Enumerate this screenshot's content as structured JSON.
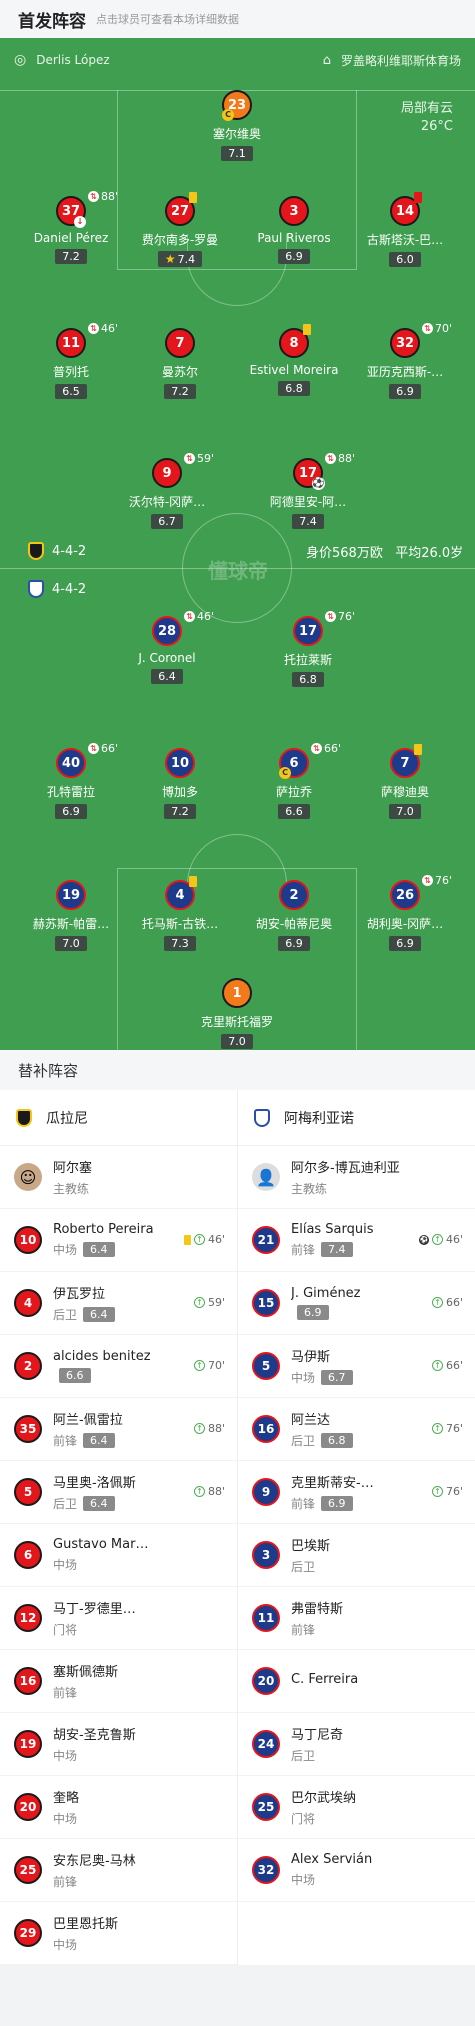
{
  "header": {
    "title": "首发阵容",
    "subtitle": "点击球员可查看本场详细数据"
  },
  "pitch": {
    "referee": "Derlis López",
    "stadium": "罗盖略利维耶斯体育场",
    "weather": "局部有云",
    "temp": "26°C",
    "watermark": "懂球帝"
  },
  "home": {
    "formation": "4-4-2",
    "value": "身价568万欧",
    "age": "平均26.0岁",
    "gk": {
      "num": "23",
      "name": "塞尔维奥",
      "rating": "7.1"
    },
    "d": [
      {
        "num": "37",
        "name": "Daniel Pérez",
        "rating": "7.2",
        "time": "88'"
      },
      {
        "num": "27",
        "name": "费尔南多-罗曼",
        "rating": "7.4"
      },
      {
        "num": "3",
        "name": "Paul Riveros",
        "rating": "6.9"
      },
      {
        "num": "14",
        "name": "古斯塔沃-巴…",
        "rating": "6.0"
      }
    ],
    "m": [
      {
        "num": "11",
        "name": "普列托",
        "rating": "6.5",
        "time": "46'"
      },
      {
        "num": "7",
        "name": "曼苏尔",
        "rating": "7.2"
      },
      {
        "num": "8",
        "name": "Estivel Moreira",
        "rating": "6.8"
      },
      {
        "num": "32",
        "name": "亚历克西斯-…",
        "rating": "6.9",
        "time": "70'"
      }
    ],
    "f": [
      {
        "num": "9",
        "name": "沃尔特-冈萨…",
        "rating": "6.7",
        "time": "59'"
      },
      {
        "num": "17",
        "name": "阿德里安-阿…",
        "rating": "7.4",
        "time": "88'"
      }
    ]
  },
  "away": {
    "formation": "4-4-2",
    "f": [
      {
        "num": "28",
        "name": "J. Coronel",
        "rating": "6.4",
        "time": "46'"
      },
      {
        "num": "17",
        "name": "托拉莱斯",
        "rating": "6.8",
        "time": "76'"
      }
    ],
    "m": [
      {
        "num": "40",
        "name": "孔特雷拉",
        "rating": "6.9",
        "time": "66'"
      },
      {
        "num": "10",
        "name": "博加多",
        "rating": "7.2"
      },
      {
        "num": "6",
        "name": "萨拉乔",
        "rating": "6.6",
        "time": "66'"
      },
      {
        "num": "7",
        "name": "萨穆迪奥",
        "rating": "7.0"
      }
    ],
    "d": [
      {
        "num": "19",
        "name": "赫苏斯-帕雷…",
        "rating": "7.0"
      },
      {
        "num": "4",
        "name": "托马斯-古铁…",
        "rating": "7.3"
      },
      {
        "num": "2",
        "name": "胡安-帕蒂尼奥",
        "rating": "6.9"
      },
      {
        "num": "26",
        "name": "胡利奥-冈萨…",
        "rating": "6.9",
        "time": "76'"
      }
    ],
    "gk": {
      "num": "1",
      "name": "克里斯托福罗",
      "rating": "7.0"
    }
  },
  "subs": {
    "title": "替补阵容",
    "home_team": "瓜拉尼",
    "away_team": "阿梅利亚诺",
    "home_coach": {
      "name": "阿尔塞",
      "role": "主教练"
    },
    "away_coach": {
      "name": "阿尔多-博瓦迪利亚",
      "role": "主教练"
    },
    "home": [
      {
        "num": "10",
        "name": "Roberto Pereira",
        "pos": "中场",
        "rating": "6.4",
        "time": "46'"
      },
      {
        "num": "4",
        "name": "伊瓦罗拉",
        "pos": "后卫",
        "rating": "6.4",
        "time": "59'"
      },
      {
        "num": "2",
        "name": "alcides benitez",
        "pos": "",
        "rating": "6.6",
        "time": "70'"
      },
      {
        "num": "35",
        "name": "阿兰-佩雷拉",
        "pos": "前锋",
        "rating": "6.4",
        "time": "88'"
      },
      {
        "num": "5",
        "name": "马里奥-洛佩斯",
        "pos": "后卫",
        "rating": "6.4",
        "time": "88'"
      },
      {
        "num": "6",
        "name": "Gustavo Mar…",
        "pos": "中场"
      },
      {
        "num": "12",
        "name": "马丁-罗德里…",
        "pos": "门将"
      },
      {
        "num": "16",
        "name": "塞斯佩德斯",
        "pos": "前锋"
      },
      {
        "num": "19",
        "name": "胡安-圣克鲁斯",
        "pos": "中场"
      },
      {
        "num": "20",
        "name": "奎略",
        "pos": "中场"
      },
      {
        "num": "25",
        "name": "安东尼奥-马林",
        "pos": "前锋"
      },
      {
        "num": "29",
        "name": "巴里恩托斯",
        "pos": "中场"
      }
    ],
    "away": [
      {
        "num": "21",
        "name": "Elías Sarquis",
        "pos": "前锋",
        "rating": "7.4",
        "time": "46'"
      },
      {
        "num": "15",
        "name": "J. Giménez",
        "pos": "",
        "rating": "6.9",
        "time": "66'"
      },
      {
        "num": "5",
        "name": "马伊斯",
        "pos": "中场",
        "rating": "6.7",
        "time": "66'"
      },
      {
        "num": "16",
        "name": "阿兰达",
        "pos": "后卫",
        "rating": "6.8",
        "time": "76'"
      },
      {
        "num": "9",
        "name": "克里斯蒂安-…",
        "pos": "前锋",
        "rating": "6.9",
        "time": "76'"
      },
      {
        "num": "3",
        "name": "巴埃斯",
        "pos": "后卫"
      },
      {
        "num": "11",
        "name": "弗雷特斯",
        "pos": "前锋"
      },
      {
        "num": "20",
        "name": "C. Ferreira",
        "pos": ""
      },
      {
        "num": "24",
        "name": "马丁尼奇",
        "pos": "后卫"
      },
      {
        "num": "25",
        "name": "巴尔武埃纳",
        "pos": "门将"
      },
      {
        "num": "32",
        "name": "Alex Servián",
        "pos": "中场"
      }
    ]
  }
}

Task instructions:
Every line above should be returned word for word, with the pictures left behind.

Expected answer:
Enumerate this screenshot's content as structured JSON.
{
  "header": {
    "title": "首发阵容",
    "subtitle": "点击球员可查看本场详细数据"
  },
  "pitch": {
    "referee": "Derlis López",
    "stadium": "罗盖略利维耶斯体育场",
    "weather": "局部有云",
    "temp": "26°C",
    "watermark": "懂球帝"
  },
  "home": {
    "formation": "4-4-2",
    "value": "身价568万欧",
    "age": "平均26.0岁",
    "gk": {
      "num": "23",
      "name": "塞尔维奥",
      "rating": "7.1"
    },
    "d": [
      {
        "num": "37",
        "name": "Daniel Pérez",
        "rating": "7.2",
        "time": "88'"
      },
      {
        "num": "27",
        "name": "费尔南多-罗曼",
        "rating": "7.4"
      },
      {
        "num": "3",
        "name": "Paul Riveros",
        "rating": "6.9"
      },
      {
        "num": "14",
        "name": "古斯塔沃-巴…",
        "rating": "6.0"
      }
    ],
    "m": [
      {
        "num": "11",
        "name": "普列托",
        "rating": "6.5",
        "time": "46'"
      },
      {
        "num": "7",
        "name": "曼苏尔",
        "rating": "7.2"
      },
      {
        "num": "8",
        "name": "Estivel Moreira",
        "rating": "6.8"
      },
      {
        "num": "32",
        "name": "亚历克西斯-…",
        "rating": "6.9",
        "time": "70'"
      }
    ],
    "f": [
      {
        "num": "9",
        "name": "沃尔特-冈萨…",
        "rating": "6.7",
        "time": "59'"
      },
      {
        "num": "17",
        "name": "阿德里安-阿…",
        "rating": "7.4",
        "time": "88'"
      }
    ]
  },
  "away": {
    "formation": "4-4-2",
    "f": [
      {
        "num": "28",
        "name": "J. Coronel",
        "rating": "6.4",
        "time": "46'"
      },
      {
        "num": "17",
        "name": "托拉莱斯",
        "rating": "6.8",
        "time": "76'"
      }
    ],
    "m": [
      {
        "num": "40",
        "name": "孔特雷拉",
        "rating": "6.9",
        "time": "66'"
      },
      {
        "num": "10",
        "name": "博加多",
        "rating": "7.2"
      },
      {
        "num": "6",
        "name": "萨拉乔",
        "rating": "6.6",
        "time": "66'"
      },
      {
        "num": "7",
        "name": "萨穆迪奥",
        "rating": "7.0"
      }
    ],
    "d": [
      {
        "num": "19",
        "name": "赫苏斯-帕雷…",
        "rating": "7.0"
      },
      {
        "num": "4",
        "name": "托马斯-古铁…",
        "rating": "7.3"
      },
      {
        "num": "2",
        "name": "胡安-帕蒂尼奥",
        "rating": "6.9"
      },
      {
        "num": "26",
        "name": "胡利奥-冈萨…",
        "rating": "6.9",
        "time": "76'"
      }
    ],
    "gk": {
      "num": "1",
      "name": "克里斯托福罗",
      "rating": "7.0"
    }
  },
  "subs": {
    "title": "替补阵容",
    "home_team": "瓜拉尼",
    "away_team": "阿梅利亚诺",
    "home_coach": {
      "name": "阿尔塞",
      "role": "主教练"
    },
    "away_coach": {
      "name": "阿尔多-博瓦迪利亚",
      "role": "主教练"
    },
    "home": [
      {
        "num": "10",
        "name": "Roberto Pereira",
        "pos": "中场",
        "rating": "6.4",
        "time": "46'"
      },
      {
        "num": "4",
        "name": "伊瓦罗拉",
        "pos": "后卫",
        "rating": "6.4",
        "time": "59'"
      },
      {
        "num": "2",
        "name": "alcides benitez",
        "pos": "",
        "rating": "6.6",
        "time": "70'"
      },
      {
        "num": "35",
        "name": "阿兰-佩雷拉",
        "pos": "前锋",
        "rating": "6.4",
        "time": "88'"
      },
      {
        "num": "5",
        "name": "马里奥-洛佩斯",
        "pos": "后卫",
        "rating": "6.4",
        "time": "88'"
      },
      {
        "num": "6",
        "name": "Gustavo Mar…",
        "pos": "中场"
      },
      {
        "num": "12",
        "name": "马丁-罗德里…",
        "pos": "门将"
      },
      {
        "num": "16",
        "name": "塞斯佩德斯",
        "pos": "前锋"
      },
      {
        "num": "19",
        "name": "胡安-圣克鲁斯",
        "pos": "中场"
      },
      {
        "num": "20",
        "name": "奎略",
        "pos": "中场"
      },
      {
        "num": "25",
        "name": "安东尼奥-马林",
        "pos": "前锋"
      },
      {
        "num": "29",
        "name": "巴里恩托斯",
        "pos": "中场"
      }
    ],
    "away": [
      {
        "num": "21",
        "name": "Elías Sarquis",
        "pos": "前锋",
        "rating": "7.4",
        "time": "46'"
      },
      {
        "num": "15",
        "name": "J. Giménez",
        "pos": "",
        "rating": "6.9",
        "time": "66'"
      },
      {
        "num": "5",
        "name": "马伊斯",
        "pos": "中场",
        "rating": "6.7",
        "time": "66'"
      },
      {
        "num": "16",
        "name": "阿兰达",
        "pos": "后卫",
        "rating": "6.8",
        "time": "76'"
      },
      {
        "num": "9",
        "name": "克里斯蒂安-…",
        "pos": "前锋",
        "rating": "6.9",
        "time": "76'"
      },
      {
        "num": "3",
        "name": "巴埃斯",
        "pos": "后卫"
      },
      {
        "num": "11",
        "name": "弗雷特斯",
        "pos": "前锋"
      },
      {
        "num": "20",
        "name": "C. Ferreira",
        "pos": ""
      },
      {
        "num": "24",
        "name": "马丁尼奇",
        "pos": "后卫"
      },
      {
        "num": "25",
        "name": "巴尔武埃纳",
        "pos": "门将"
      },
      {
        "num": "32",
        "name": "Alex Servián",
        "pos": "中场"
      }
    ]
  }
}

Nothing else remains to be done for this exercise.